═══ Текст упражнения ═══
И вот еще какое чувство весь день после чьих-нибудь похорон: почему же и мы не там? Почему надо еще носить на себе эти жилы, кости, мясо, и боль, и болезни, и необходимость есть, пить, спать и грешить, грешить. И так оскорбительны поминки, “еда в доме, где некто перестал есть и живет не по-нашему – преставился (переставили на другой план)”.
“О сущих в море далече”[516].
36 тетрадь12.1-20.3.1939
Ночь. Ранняя. В столовой гости. Подружки из “Зеленого кольца”. Верочка Редлих – теперь режиссер в Иркутске[517]. Ее сестры. Громадная, как бы из подушек сложенная, пожилая Лена с мягким, беззубым коричневым лицом и добрыми впалыми глазами. Другая сестра[518], с виду затрапезная домхоза, косенькая, стриженая, безобидная. Юрий, Аллин брат, болезненного вида, сдержанно-оживленный, умный психиатр. Алешин товарищ, Сережа Б., тщательно причесанный, с каемкой первой пушистой бородки. Алла, в светло-голубом, голубым затканной душегрейке, с позолоченными волосами, рассказывает в лицах что-то театрально-анекдотическое, от чего за круглым столом не смолкает смех.
Как все чуждо. И как ненужно, и как трудно.
Как-то мимоходом я сказала Леонилле: “Как хорошо в квартире, где недавно кого-то похоронили”. Ей показалось это до того смешным, что она громко расхохоталась. Она не поняла, чем это хорошо. Ей почудилось здесь даже что-то кощунственно-эстетское. Конечно, если “где пиршеств раздавались лики – надгробные там воют клики”[519], – тут мало хорошего. Но вот в комнатке Надежды Чулковой, потерявшей недавно мужа, ничто не говорит о надгробных кликах. Их и не было. Было таинство смерти. Был праздник перехода из мира видимого в невидимый. И каждая вещь в доме носит отпечаток того, что здесь было. И все вещи стали прозрачнее, легче. Тоньше стали стены дома, и чудится за ними воздух иных пространств, а не Смоленского бульвара.
═══ Исходные данные ═══
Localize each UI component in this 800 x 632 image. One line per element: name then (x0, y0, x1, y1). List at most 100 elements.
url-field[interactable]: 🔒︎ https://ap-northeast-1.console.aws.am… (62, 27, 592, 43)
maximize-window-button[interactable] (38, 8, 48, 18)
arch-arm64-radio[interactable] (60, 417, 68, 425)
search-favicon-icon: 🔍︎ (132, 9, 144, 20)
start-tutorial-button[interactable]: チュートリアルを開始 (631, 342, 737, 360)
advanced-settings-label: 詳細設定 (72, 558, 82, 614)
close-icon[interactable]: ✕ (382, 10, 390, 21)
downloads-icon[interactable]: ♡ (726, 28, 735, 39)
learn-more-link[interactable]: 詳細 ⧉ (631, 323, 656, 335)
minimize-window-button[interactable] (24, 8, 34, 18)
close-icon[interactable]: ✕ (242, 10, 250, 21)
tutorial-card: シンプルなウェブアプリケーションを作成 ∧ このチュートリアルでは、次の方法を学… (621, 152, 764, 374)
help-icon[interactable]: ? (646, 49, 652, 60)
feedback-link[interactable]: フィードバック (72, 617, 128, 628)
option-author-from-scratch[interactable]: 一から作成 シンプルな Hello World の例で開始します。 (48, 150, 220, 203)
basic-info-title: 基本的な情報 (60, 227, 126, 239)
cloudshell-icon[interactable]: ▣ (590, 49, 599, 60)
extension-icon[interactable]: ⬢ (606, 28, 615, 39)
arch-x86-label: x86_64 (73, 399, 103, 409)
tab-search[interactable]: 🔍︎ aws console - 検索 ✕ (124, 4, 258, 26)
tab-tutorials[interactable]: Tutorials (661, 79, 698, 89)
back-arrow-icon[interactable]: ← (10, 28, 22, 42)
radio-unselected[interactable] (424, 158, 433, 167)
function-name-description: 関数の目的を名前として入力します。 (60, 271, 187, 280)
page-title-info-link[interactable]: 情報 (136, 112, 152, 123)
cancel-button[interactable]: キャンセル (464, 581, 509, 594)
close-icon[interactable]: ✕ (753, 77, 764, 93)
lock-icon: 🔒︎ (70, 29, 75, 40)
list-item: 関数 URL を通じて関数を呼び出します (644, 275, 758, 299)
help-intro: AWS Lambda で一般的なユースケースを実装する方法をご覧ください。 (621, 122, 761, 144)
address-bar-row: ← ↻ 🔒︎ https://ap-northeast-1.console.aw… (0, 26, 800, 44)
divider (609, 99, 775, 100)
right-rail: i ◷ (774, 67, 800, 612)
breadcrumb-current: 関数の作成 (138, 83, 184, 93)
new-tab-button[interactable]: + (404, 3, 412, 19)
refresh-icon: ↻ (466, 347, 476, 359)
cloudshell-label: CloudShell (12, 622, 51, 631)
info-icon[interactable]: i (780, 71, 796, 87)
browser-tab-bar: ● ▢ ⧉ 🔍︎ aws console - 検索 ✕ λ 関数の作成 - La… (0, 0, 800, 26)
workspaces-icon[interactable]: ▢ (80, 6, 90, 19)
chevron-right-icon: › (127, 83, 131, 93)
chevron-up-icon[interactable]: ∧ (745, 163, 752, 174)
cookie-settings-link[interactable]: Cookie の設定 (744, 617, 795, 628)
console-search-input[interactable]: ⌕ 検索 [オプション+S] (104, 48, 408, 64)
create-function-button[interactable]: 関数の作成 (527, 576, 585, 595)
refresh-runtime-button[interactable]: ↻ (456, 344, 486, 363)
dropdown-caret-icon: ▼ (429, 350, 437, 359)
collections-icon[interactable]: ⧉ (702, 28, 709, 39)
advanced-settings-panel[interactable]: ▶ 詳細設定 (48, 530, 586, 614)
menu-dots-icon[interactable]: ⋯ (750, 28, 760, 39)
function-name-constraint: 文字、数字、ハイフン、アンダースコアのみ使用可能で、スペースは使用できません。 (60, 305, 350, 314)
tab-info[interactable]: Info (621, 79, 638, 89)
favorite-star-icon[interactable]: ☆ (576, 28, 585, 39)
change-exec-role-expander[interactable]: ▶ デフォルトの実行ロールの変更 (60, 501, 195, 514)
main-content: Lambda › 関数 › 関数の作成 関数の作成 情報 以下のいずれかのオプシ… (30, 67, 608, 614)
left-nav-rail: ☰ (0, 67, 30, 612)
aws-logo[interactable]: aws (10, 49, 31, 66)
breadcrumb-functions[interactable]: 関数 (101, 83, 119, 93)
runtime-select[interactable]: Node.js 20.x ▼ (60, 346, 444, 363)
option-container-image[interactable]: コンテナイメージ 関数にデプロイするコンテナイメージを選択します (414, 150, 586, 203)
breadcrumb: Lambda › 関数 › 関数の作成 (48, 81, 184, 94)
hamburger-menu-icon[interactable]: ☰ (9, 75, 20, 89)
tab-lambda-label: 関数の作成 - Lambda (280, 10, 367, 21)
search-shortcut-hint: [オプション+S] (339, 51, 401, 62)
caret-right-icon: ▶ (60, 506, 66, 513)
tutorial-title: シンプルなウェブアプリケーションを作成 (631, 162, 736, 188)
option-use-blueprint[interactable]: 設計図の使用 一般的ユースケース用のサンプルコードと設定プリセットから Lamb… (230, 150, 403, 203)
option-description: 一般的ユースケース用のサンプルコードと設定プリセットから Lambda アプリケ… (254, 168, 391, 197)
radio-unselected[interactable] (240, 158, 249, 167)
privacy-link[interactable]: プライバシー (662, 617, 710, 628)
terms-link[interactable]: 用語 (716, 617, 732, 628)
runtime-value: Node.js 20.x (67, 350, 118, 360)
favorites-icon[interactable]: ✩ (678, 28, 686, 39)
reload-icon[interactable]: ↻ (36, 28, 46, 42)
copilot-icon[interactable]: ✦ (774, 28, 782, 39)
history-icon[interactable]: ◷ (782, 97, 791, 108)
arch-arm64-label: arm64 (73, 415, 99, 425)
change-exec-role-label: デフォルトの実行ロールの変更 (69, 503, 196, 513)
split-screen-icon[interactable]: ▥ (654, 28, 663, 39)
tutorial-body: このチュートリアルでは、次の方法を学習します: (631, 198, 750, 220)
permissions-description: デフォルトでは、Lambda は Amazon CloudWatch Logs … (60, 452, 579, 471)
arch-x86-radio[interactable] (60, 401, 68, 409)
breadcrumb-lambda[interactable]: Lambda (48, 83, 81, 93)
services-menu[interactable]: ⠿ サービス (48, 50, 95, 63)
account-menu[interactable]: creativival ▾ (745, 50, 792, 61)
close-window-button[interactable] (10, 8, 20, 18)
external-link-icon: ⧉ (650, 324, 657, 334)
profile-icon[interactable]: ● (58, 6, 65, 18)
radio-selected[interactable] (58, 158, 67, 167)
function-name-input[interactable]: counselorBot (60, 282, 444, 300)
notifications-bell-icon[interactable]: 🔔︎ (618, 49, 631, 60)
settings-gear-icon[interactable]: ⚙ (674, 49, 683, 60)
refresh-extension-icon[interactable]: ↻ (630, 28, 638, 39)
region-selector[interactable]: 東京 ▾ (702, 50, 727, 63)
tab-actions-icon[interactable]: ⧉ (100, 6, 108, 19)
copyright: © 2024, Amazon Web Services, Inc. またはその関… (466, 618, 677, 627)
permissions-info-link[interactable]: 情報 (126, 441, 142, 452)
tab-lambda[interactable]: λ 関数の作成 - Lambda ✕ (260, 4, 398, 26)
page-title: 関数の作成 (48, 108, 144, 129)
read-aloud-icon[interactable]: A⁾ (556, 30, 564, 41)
═══
# [Что сделать 1]
Кем теперь работает Верочка Редлих, по словам текста о похоронах и гостях?
# [Что сделать 2]
Сверьте с текстом о похоронах и гостях утверждения (a), (b) и (c): (a) Леонилла громко рассмеялась, услышав слова о квартире; (b) Юрий, брат Аллы, работает хирургом; (c) в комнатке Надежды Чулковой звучали надгробные клики. Для каждого ответьте «да» или «нет» и приведите решающие слова текста в точности.
# [Что сделать 3]
Продолжите текст о похоронах и гостях с того места, где он заканчивается.

# [Правильный ответ 1]
Она режиссер в Иркутске.

# [Правильный ответ 2]
(a) Да: «она громко расхохоталась».
(b) Нет: «умный психиатр».
(c) Нет: «Их и не было».

# [Правильный ответ 3]
О раздвоении
Встретила на лестнице Хмелева (актер, играющий Каренина) и чему-то обрадовалась и, спускаясь рядом с ним к вестибюлю, вплоть до самой парадной двери, развязно, восторженно и сбивчиво говорила ему об удачности и об особенностях этой роли. Он не знал, что ему думать об этой старухе в шапке Мономаха и в серых рукавицах, налетевшей на него с кадилом, полным фимиамов. Он шел рядом, благодарил, опасливо глядел сбоку, улыбался застенчиво и недоумевающе. И когда перед нами в вестибюле вырос какой-то его знакомый, молодой высокий актер, безукоризненно одетый, Хмелев, вероятно, был рад, что наконец я перестану говорить. Была рада и я, так как уже на пол-лестницы, с не меньшим, чем он, недоумением слушала себя, в особенности удивляясь тому жару, с каким говорю, и не находя в себе ни интереса, ни сочувствия к вещам, высказываемым старухой в шапке Мономаха. Больше этого: с пол-лестницы я уже ясно ощущала нарастающую досаду, грусть и отвращение к тому, что говорю. И эти чувства остались со мной, по крайней мере на час прогулки по Петровскому бульвару. К ним прибавилось еще непонимание, что это за процесс я пережила (внутренне) в связи с этим словоизвержением. Детвора, летающая с ледяной горки на санках, обилие нетронутого пушистого снега, нежная голубизна неба сквозь черные узоры нагих лип разогнали это как нелепый сон. Но я и сейчас не понимаю, что это было, кто это выскочил из меня на лестнице, чтобы так поговорить с Хмелевым.